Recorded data

┏━━

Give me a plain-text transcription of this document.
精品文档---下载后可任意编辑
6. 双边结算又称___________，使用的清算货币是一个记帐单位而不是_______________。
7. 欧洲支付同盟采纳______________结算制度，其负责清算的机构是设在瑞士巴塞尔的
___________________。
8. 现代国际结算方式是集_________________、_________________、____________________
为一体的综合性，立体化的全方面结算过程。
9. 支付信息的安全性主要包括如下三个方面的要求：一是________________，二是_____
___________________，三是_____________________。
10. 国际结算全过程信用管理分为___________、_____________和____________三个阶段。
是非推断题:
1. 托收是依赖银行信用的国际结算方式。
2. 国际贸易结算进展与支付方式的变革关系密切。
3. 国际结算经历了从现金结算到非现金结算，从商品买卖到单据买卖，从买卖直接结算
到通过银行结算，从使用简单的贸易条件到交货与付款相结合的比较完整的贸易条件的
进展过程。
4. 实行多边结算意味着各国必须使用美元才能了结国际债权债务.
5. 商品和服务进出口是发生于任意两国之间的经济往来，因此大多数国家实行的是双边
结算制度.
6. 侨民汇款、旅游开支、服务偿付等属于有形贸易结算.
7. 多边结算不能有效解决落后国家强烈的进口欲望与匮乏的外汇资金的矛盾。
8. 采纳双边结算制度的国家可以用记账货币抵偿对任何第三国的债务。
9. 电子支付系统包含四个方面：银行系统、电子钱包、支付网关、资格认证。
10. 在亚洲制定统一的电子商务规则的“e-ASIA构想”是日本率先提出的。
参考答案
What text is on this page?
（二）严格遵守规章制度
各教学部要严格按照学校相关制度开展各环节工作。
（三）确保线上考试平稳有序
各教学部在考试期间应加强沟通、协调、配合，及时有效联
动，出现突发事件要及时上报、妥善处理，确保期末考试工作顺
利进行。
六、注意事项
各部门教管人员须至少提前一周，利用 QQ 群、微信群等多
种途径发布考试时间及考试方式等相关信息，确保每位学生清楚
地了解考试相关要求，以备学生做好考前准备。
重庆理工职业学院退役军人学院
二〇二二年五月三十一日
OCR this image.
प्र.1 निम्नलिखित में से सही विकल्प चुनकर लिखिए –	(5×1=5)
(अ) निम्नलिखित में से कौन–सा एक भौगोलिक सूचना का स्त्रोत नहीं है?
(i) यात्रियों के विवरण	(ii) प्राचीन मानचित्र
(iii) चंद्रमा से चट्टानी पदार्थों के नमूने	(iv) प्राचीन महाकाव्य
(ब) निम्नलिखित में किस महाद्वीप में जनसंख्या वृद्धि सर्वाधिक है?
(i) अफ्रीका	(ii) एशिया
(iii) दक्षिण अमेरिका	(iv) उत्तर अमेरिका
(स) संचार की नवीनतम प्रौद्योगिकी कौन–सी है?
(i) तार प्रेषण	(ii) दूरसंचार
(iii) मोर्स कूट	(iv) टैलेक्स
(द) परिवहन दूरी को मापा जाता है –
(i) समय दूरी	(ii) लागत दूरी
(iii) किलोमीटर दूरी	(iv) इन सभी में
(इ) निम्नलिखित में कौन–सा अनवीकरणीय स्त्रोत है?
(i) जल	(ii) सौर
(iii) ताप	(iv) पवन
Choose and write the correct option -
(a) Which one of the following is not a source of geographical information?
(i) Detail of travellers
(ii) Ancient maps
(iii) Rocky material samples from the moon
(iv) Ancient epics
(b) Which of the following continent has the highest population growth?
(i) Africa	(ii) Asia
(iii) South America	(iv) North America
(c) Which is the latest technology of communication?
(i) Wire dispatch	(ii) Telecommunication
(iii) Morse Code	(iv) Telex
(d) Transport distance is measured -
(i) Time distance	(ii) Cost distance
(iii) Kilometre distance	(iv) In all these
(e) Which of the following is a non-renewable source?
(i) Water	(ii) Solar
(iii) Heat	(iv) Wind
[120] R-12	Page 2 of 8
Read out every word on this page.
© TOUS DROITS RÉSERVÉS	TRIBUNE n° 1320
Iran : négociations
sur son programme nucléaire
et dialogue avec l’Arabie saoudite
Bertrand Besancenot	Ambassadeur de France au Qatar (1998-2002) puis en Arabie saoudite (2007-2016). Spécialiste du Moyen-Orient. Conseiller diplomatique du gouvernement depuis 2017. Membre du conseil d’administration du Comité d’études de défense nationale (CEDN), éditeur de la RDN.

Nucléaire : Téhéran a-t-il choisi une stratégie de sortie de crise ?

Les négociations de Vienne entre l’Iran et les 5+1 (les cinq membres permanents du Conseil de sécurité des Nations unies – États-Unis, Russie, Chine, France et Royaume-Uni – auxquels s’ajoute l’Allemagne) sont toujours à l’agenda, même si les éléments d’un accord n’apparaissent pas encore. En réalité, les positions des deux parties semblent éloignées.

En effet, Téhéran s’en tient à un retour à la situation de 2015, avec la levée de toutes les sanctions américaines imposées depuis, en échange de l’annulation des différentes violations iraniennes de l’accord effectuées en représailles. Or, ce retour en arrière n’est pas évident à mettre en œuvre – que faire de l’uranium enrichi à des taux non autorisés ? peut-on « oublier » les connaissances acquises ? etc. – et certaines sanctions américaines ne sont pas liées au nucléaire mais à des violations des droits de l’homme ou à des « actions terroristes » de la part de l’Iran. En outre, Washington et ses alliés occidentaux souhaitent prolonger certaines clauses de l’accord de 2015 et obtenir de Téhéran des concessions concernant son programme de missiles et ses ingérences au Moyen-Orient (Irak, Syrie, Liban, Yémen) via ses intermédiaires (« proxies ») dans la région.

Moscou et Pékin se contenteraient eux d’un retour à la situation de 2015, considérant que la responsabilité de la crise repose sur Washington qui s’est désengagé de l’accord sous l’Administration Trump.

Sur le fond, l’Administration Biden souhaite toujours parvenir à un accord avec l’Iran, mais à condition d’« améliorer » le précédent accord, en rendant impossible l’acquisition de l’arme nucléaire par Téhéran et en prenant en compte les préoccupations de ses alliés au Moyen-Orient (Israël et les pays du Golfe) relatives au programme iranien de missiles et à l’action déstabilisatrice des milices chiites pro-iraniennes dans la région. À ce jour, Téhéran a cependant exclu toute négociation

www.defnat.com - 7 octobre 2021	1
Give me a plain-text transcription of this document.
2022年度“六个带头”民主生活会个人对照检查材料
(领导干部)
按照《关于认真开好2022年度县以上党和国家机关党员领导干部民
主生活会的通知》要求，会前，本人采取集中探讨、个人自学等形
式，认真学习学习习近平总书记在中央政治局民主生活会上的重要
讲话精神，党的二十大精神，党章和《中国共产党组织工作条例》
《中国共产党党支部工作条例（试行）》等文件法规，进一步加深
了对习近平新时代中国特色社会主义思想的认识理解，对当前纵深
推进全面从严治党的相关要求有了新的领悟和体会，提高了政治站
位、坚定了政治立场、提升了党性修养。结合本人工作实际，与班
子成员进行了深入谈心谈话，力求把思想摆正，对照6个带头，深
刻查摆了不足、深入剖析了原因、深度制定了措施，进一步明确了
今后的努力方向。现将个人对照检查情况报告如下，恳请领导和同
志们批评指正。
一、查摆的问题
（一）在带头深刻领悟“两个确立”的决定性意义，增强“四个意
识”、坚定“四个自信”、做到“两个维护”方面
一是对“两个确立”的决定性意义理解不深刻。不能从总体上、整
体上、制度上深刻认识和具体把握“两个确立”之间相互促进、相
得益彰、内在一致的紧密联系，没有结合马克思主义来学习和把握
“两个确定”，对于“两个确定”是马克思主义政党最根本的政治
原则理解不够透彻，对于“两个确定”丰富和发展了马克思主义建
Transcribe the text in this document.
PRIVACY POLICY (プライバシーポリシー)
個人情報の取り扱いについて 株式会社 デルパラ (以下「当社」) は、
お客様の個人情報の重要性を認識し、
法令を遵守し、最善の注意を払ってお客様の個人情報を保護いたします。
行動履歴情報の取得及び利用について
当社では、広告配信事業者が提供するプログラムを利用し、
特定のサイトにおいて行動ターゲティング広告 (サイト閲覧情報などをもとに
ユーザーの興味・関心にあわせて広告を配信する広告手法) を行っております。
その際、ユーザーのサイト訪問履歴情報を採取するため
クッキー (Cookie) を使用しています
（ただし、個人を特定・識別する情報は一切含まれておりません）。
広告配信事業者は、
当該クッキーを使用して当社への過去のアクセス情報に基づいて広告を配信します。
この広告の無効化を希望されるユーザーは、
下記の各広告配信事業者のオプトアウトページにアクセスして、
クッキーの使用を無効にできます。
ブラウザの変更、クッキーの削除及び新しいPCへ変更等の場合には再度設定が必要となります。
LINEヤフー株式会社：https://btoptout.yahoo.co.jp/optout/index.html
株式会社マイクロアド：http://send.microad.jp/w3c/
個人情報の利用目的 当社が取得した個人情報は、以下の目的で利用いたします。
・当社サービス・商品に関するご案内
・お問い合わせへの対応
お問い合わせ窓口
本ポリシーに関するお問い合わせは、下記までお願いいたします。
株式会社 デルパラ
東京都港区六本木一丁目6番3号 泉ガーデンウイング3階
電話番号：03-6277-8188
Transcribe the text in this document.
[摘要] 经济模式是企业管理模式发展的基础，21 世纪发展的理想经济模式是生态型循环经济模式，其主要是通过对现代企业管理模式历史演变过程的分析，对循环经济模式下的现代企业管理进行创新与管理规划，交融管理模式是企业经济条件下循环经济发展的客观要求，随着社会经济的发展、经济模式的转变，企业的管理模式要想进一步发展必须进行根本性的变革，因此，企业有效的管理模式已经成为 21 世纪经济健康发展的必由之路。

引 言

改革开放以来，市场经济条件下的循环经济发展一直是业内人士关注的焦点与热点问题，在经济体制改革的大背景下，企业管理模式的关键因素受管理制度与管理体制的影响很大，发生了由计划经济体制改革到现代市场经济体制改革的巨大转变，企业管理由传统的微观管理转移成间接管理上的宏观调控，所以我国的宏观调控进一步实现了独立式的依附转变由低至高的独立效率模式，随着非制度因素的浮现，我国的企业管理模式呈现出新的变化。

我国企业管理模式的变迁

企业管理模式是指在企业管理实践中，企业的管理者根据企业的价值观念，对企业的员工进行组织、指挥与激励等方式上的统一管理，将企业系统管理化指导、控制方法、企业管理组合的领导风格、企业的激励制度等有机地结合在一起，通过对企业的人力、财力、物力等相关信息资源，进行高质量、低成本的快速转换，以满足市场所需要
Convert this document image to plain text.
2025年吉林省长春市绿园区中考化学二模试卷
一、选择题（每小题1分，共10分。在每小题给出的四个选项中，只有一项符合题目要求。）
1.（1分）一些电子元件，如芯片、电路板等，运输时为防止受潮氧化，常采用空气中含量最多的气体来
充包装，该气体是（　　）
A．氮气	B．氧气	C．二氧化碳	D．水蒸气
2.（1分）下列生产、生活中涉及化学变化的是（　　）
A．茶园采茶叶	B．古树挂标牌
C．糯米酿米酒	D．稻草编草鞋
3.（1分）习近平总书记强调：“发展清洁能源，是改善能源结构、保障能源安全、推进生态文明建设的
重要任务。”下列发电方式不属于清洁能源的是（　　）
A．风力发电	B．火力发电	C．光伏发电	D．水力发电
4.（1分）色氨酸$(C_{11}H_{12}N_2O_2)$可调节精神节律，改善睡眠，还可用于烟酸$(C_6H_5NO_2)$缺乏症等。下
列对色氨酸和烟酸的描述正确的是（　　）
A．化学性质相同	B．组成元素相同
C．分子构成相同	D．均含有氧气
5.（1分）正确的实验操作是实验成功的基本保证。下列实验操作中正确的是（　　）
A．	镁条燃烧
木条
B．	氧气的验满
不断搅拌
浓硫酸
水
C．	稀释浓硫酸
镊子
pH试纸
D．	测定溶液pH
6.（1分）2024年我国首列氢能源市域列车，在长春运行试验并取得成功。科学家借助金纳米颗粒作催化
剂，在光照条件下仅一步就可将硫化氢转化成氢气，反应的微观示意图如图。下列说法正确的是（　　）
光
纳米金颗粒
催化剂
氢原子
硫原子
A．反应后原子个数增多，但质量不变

┗━━

Write out every line of the data that holds the word "Which".

= Right answer =
(a) Which one of the following is not a source of geographical information?
(b) Which of the following continent has the highest population growth?
(c) Which is the latest technology of communication?
(e) Which of the following is a non-renewable source?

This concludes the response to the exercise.